§ TASK OBJECTIVE
Collect each line containing "丰富大学生活".

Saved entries
___
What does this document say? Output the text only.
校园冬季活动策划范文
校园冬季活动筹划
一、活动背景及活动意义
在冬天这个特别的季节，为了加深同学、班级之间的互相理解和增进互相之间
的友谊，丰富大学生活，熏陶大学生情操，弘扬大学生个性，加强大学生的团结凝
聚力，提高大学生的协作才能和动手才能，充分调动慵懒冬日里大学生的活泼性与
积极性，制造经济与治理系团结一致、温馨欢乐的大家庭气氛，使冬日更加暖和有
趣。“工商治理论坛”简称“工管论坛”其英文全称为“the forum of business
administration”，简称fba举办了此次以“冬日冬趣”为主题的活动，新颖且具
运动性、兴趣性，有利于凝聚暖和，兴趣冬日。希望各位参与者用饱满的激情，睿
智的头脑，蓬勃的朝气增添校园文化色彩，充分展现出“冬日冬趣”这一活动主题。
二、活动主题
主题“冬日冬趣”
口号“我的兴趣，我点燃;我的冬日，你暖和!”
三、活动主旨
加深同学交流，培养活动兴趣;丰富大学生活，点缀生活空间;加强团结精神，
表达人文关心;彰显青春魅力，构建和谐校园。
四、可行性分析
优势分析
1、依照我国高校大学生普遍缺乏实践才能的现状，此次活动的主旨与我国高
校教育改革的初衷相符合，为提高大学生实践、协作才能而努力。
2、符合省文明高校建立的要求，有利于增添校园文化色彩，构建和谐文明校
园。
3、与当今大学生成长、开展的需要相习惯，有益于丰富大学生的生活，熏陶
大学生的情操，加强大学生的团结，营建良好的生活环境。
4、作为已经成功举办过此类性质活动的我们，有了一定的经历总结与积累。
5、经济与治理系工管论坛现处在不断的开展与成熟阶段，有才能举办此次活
___
§ RESPONSE
的友谊，丰富大学生活，熏陶大学生情操，弘扬大学生个性，加强大学生的团结凝
加深同学交流，培养活动兴趣;丰富大学生活，点缀生活空间;加强团结精神，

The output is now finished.